Exercise requirements. Omit any picture, and return the remaining data exactly as written.

Raw records.
◆ ◆ ◆ ◆

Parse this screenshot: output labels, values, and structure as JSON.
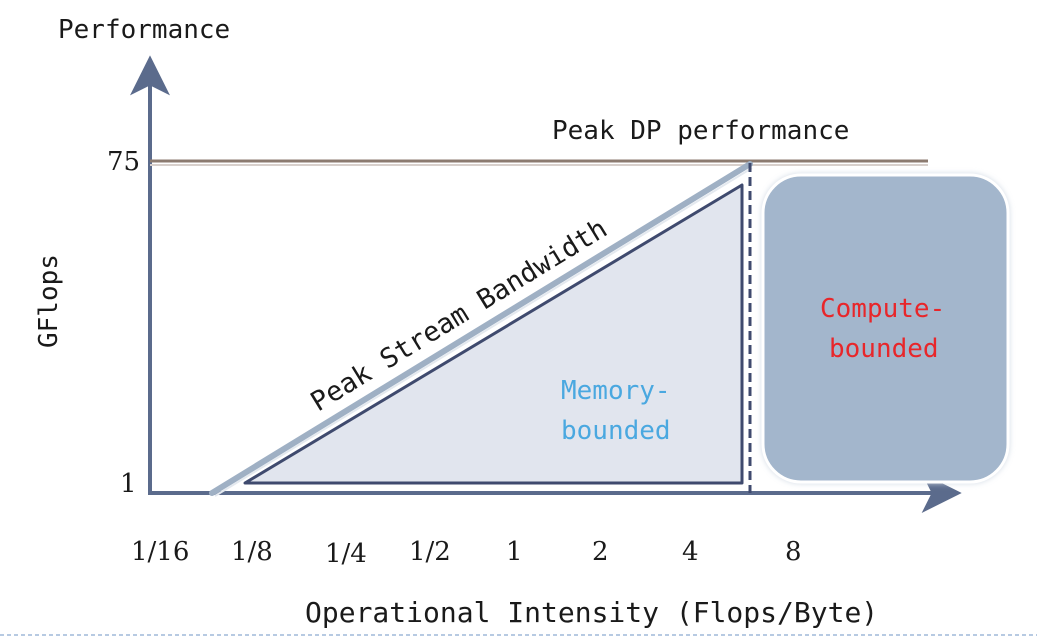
{
  "axes": {
    "y_title": "Performance",
    "y_units": "GFlops",
    "x_title": "Operational Intensity (Flops/Byte)",
    "y_ticks": [
      "75",
      "1"
    ],
    "x_ticks": [
      "1/16",
      "1/8",
      "1/4",
      "1/2",
      "1",
      "2",
      "4",
      "8"
    ]
  },
  "lines": {
    "peak_performance": "Peak DP performance",
    "bandwidth": "Peak Stream Bandwidth"
  },
  "regions": {
    "memory": [
      "Memory-",
      "bounded"
    ],
    "compute": [
      "Compute-",
      "bounded"
    ]
  },
  "colors": {
    "axis": "#5b6b8c",
    "peak_line": "#8c7b70",
    "bandwidth_line": "#9fb0c4",
    "triangle_fill": "#e1e5ee",
    "triangle_stroke": "#3f4a6e",
    "compute_box": "#a3b6cc",
    "memory_text": "#4aa8e0",
    "compute_text": "#e8262a",
    "footer_dash": "#9fb8d8"
  }
}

◆ ◆ ◆ ◆

Answer to this problem.
Parse this screenshot: output labels, values, and structure as JSON.
{
  "axes": {
    "y_title": "Performance",
    "y_units": "GFlops",
    "x_title": "Operational Intensity (Flops/Byte)",
    "y_ticks": [
      "75",
      "1"
    ],
    "x_ticks": [
      "1/16",
      "1/8",
      "1/4",
      "1/2",
      "1",
      "2",
      "4",
      "8"
    ]
  },
  "lines": {
    "peak_performance": "Peak DP performance",
    "bandwidth": "Peak Stream Bandwidth"
  },
  "regions": {
    "memory": [
      "Memory-",
      "bounded"
    ],
    "compute": [
      "Compute-",
      "bounded"
    ]
  },
  "colors": {
    "axis": "#5b6b8c",
    "peak_line": "#8c7b70",
    "bandwidth_line": "#9fb0c4",
    "triangle_fill": "#e1e5ee",
    "triangle_stroke": "#3f4a6e",
    "compute_box": "#a3b6cc",
    "memory_text": "#4aa8e0",
    "compute_text": "#e8262a",
    "footer_dash": "#9fb8d8"
  }
}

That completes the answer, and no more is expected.